# [EXERCISE AIM]
From the listing below, report each line that contains the word "Density".
----------
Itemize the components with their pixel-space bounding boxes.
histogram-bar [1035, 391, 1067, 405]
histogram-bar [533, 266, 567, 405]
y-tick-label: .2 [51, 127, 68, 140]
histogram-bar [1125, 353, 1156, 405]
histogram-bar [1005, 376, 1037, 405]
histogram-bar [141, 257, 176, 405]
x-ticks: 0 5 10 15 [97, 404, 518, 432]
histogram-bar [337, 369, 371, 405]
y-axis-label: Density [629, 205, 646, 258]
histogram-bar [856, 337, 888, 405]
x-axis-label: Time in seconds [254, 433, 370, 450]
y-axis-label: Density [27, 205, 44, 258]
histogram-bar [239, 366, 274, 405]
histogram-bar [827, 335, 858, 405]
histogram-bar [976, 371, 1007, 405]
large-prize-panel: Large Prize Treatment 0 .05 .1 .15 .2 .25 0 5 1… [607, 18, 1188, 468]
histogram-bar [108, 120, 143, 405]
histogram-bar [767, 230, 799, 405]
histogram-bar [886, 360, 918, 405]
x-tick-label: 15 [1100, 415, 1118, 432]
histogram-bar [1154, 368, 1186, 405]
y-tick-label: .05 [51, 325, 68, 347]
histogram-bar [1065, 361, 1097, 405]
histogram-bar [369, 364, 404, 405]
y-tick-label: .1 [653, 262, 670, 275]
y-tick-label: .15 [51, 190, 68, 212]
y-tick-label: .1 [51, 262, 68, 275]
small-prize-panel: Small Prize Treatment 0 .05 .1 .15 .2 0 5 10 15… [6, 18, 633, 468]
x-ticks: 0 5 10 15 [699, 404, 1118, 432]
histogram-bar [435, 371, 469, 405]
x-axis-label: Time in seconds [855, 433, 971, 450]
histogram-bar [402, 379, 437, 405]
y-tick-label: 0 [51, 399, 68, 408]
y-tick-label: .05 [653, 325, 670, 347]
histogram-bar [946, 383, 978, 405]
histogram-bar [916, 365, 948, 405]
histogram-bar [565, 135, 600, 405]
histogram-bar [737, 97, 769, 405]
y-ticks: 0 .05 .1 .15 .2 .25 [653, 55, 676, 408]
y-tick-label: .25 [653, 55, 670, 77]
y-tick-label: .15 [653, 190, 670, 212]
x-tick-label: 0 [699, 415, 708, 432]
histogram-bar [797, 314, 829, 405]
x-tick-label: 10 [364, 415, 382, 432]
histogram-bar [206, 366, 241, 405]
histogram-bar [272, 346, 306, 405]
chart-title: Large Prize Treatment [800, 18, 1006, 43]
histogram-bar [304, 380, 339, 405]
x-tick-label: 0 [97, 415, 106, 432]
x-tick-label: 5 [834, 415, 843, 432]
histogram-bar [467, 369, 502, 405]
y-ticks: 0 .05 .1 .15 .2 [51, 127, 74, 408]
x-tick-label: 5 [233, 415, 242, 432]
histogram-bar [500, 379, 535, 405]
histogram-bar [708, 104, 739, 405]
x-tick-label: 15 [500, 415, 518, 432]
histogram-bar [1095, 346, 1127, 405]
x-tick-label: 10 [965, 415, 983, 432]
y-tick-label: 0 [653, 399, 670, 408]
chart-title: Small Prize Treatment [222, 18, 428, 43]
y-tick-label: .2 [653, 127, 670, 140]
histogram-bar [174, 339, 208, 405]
----------
# [SOLUTION]
y-axis-label: Density [629, 205, 646, 258]
y-axis-label: Density [27, 205, 44, 258]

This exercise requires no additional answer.